start The input

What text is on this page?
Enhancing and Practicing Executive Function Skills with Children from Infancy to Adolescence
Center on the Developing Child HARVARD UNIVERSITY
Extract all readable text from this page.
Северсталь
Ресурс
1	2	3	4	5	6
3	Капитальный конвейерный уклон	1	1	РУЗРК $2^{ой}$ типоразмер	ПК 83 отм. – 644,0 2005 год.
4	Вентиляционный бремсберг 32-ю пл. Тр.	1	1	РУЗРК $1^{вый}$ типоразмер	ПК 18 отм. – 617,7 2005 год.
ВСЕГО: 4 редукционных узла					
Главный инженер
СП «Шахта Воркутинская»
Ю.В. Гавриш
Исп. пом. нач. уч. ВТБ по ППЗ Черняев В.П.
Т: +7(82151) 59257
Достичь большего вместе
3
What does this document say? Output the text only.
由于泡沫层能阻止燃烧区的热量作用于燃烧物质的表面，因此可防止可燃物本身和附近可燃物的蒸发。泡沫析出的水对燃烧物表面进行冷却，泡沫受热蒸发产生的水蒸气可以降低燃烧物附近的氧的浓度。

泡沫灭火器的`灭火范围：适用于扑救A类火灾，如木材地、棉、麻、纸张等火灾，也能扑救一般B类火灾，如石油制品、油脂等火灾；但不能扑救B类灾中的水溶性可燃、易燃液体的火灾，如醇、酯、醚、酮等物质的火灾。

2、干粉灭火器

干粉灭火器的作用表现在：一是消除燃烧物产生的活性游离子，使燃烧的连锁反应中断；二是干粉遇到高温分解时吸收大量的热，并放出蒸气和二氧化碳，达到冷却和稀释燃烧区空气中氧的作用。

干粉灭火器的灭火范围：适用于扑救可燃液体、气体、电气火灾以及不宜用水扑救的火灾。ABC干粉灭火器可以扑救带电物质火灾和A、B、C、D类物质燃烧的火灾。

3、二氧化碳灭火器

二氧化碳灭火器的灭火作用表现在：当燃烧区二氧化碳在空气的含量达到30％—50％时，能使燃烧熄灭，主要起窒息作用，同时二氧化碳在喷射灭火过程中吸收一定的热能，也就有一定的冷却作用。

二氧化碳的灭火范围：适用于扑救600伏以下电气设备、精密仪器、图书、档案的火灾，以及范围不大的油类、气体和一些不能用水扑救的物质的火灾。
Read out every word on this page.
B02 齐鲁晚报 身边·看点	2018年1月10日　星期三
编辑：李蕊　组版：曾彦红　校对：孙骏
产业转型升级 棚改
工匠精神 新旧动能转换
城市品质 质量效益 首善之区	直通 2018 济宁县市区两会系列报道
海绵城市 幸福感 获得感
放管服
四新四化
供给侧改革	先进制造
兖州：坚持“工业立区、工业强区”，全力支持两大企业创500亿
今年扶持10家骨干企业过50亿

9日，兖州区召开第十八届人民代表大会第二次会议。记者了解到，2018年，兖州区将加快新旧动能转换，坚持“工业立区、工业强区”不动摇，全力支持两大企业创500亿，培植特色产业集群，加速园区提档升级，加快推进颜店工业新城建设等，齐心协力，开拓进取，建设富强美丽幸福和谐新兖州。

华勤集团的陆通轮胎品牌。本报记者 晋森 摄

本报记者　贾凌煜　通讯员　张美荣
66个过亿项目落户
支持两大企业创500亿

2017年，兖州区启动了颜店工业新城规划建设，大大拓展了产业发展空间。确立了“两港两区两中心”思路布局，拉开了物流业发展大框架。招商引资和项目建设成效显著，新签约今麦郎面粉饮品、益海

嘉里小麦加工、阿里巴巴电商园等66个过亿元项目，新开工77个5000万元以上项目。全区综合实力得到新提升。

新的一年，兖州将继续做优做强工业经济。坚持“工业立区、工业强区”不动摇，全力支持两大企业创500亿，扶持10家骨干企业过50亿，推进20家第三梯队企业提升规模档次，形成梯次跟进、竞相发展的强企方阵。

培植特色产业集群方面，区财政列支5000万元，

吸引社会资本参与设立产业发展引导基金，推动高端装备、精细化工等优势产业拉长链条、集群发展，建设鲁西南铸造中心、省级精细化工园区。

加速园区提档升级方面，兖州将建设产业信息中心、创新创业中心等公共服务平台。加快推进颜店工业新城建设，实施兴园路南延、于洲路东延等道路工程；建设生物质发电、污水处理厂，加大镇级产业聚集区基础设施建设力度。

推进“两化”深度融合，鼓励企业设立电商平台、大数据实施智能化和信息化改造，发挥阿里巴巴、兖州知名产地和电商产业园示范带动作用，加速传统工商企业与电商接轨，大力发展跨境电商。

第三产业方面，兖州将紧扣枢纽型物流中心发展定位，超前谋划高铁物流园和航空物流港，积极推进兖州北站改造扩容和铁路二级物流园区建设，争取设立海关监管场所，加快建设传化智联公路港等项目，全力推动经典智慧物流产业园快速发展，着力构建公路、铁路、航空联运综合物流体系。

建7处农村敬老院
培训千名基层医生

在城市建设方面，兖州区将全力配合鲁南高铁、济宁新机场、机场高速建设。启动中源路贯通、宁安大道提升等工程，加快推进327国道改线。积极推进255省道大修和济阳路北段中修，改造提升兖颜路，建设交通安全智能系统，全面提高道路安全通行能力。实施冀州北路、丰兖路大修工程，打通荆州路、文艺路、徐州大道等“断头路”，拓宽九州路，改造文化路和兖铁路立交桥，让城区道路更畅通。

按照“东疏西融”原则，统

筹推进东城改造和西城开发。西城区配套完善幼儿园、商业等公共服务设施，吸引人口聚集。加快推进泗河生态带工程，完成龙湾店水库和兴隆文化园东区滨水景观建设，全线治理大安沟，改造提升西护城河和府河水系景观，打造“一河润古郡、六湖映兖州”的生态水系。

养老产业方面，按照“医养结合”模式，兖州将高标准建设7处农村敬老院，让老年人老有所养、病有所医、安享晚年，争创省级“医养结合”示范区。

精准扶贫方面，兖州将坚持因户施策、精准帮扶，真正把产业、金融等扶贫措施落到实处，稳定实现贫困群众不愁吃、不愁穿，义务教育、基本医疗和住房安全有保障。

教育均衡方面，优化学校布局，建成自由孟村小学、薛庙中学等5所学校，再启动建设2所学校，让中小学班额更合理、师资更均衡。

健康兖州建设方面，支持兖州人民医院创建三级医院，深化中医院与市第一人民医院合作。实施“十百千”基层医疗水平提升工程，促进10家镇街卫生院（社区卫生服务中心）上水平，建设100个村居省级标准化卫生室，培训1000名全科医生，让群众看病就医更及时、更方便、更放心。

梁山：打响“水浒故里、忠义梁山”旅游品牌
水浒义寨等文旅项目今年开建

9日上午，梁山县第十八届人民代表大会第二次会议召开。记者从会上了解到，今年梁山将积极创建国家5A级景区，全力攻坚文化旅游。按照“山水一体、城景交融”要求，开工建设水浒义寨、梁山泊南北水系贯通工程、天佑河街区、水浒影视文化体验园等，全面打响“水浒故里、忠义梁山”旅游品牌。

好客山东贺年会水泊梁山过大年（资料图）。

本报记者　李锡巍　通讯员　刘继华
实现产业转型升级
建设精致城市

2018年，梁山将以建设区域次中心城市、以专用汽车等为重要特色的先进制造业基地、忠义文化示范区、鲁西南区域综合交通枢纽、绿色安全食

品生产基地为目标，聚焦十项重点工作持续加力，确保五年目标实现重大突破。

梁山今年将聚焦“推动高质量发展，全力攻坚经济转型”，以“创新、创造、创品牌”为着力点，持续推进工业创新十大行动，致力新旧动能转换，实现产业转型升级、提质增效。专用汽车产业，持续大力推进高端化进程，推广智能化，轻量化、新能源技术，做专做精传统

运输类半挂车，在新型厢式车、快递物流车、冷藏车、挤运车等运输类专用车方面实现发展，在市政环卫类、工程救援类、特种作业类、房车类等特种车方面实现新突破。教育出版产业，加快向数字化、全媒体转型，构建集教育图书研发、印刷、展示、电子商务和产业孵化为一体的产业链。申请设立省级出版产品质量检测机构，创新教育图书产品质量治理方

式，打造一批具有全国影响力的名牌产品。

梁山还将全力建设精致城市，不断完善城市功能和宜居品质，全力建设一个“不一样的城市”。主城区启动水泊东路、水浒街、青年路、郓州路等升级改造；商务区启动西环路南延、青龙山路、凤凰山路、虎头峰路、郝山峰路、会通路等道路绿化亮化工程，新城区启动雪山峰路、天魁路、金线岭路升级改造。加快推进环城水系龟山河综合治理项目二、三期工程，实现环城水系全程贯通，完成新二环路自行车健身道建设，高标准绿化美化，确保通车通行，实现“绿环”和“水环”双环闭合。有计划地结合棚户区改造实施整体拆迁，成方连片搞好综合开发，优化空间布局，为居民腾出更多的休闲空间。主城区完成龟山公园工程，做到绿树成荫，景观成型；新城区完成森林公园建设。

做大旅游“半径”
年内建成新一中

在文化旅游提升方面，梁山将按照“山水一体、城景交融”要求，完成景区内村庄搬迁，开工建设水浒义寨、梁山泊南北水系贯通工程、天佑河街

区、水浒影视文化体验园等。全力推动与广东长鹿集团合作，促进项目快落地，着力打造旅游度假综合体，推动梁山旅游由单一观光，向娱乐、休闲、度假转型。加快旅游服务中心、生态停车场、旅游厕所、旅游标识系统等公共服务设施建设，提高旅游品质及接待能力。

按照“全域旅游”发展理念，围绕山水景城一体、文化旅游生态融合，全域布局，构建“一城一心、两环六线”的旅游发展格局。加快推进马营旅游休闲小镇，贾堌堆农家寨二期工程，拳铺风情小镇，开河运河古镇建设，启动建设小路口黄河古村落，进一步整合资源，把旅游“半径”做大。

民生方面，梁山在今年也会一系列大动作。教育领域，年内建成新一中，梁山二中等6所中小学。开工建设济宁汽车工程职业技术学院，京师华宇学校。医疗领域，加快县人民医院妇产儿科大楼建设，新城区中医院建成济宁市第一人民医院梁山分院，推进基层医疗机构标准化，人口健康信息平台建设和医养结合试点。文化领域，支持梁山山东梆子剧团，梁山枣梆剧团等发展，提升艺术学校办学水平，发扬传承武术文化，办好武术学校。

end The input

Copy out every line from the data above that has "text" in it.

**The reply**:
What text is on this page?
Extract all readable text from this page.
What does this document say? Output the text only.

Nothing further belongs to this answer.